***** RECORD LIST
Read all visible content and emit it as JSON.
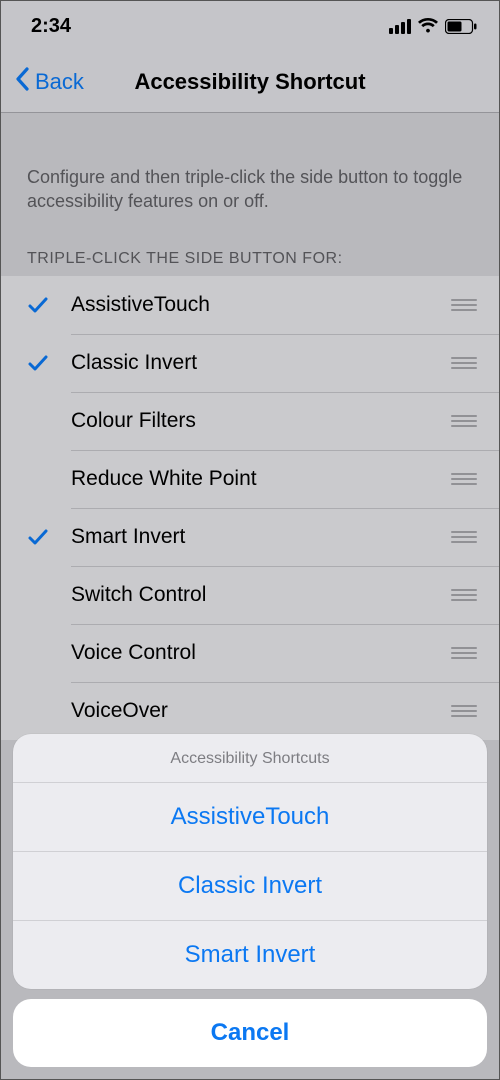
{
  "status": {
    "time": "2:34"
  },
  "nav": {
    "back": "Back",
    "title": "Accessibility Shortcut"
  },
  "description": "Configure and then triple-click the side button to toggle accessibility features on or off.",
  "section_header": "TRIPLE-CLICK THE SIDE BUTTON FOR:",
  "items": [
    {
      "label": "AssistiveTouch",
      "checked": true
    },
    {
      "label": "Classic Invert",
      "checked": true
    },
    {
      "label": "Colour Filters",
      "checked": false
    },
    {
      "label": "Reduce White Point",
      "checked": false
    },
    {
      "label": "Smart Invert",
      "checked": true
    },
    {
      "label": "Switch Control",
      "checked": false
    },
    {
      "label": "Voice Control",
      "checked": false
    },
    {
      "label": "VoiceOver",
      "checked": false
    }
  ],
  "sheet": {
    "title": "Accessibility Shortcuts",
    "options": [
      "AssistiveTouch",
      "Classic Invert",
      "Smart Invert"
    ],
    "cancel": "Cancel"
  }
}
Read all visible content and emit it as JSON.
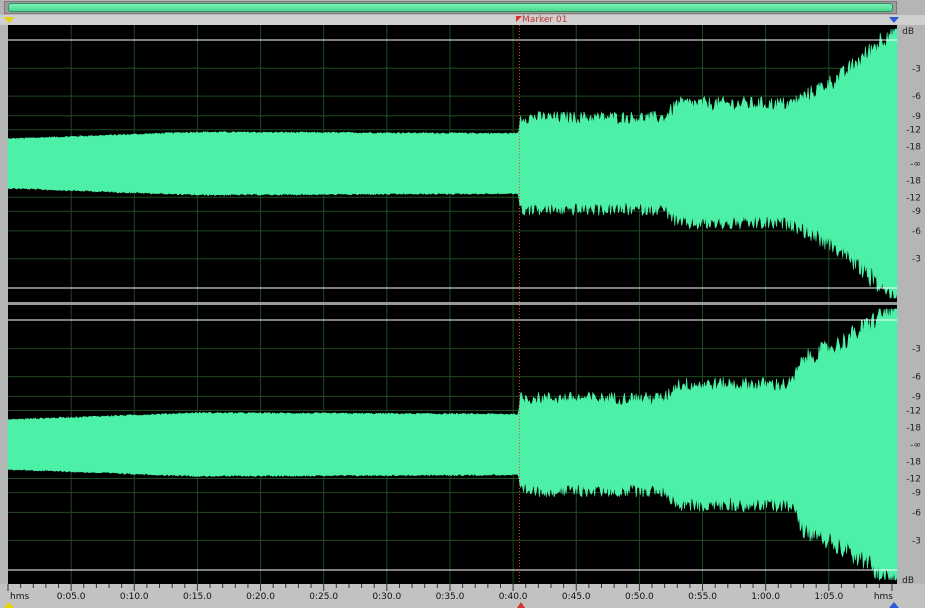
**********
THE PROBLEM
Omit the pictures and restate the rest of the records verbatim.

COMPLETED TASK
Read all visible content and emit it as JSON.
{
  "status": {
    "time": "2:34"
  },
  "nav": {
    "back": "Back",
    "title": "Accessibility Shortcut"
  },
  "description": "Configure and then triple-click the side button to toggle accessibility features on or off.",
  "section_header": "TRIPLE-CLICK THE SIDE BUTTON FOR:",
  "items": [
    {
      "label": "AssistiveTouch",
      "checked": true
    },
    {
      "label": "Classic Invert",
      "checked": true
    },
    {
      "label": "Colour Filters",
      "checked": false
    },
    {
      "label": "Reduce White Point",
      "checked": false
    },
    {
      "label": "Smart Invert",
      "checked": true
    },
    {
      "label": "Switch Control",
      "checked": false
    },
    {
      "label": "Voice Control",
      "checked": false
    },
    {
      "label": "VoiceOver",
      "checked": false
    }
  ],
  "sheet": {
    "title": "Accessibility Shortcuts",
    "options": [
      "AssistiveTouch",
      "Classic Invert",
      "Smart Invert"
    ],
    "cancel": "Cancel"
  }
}
Read all visible content and emit it as JSON.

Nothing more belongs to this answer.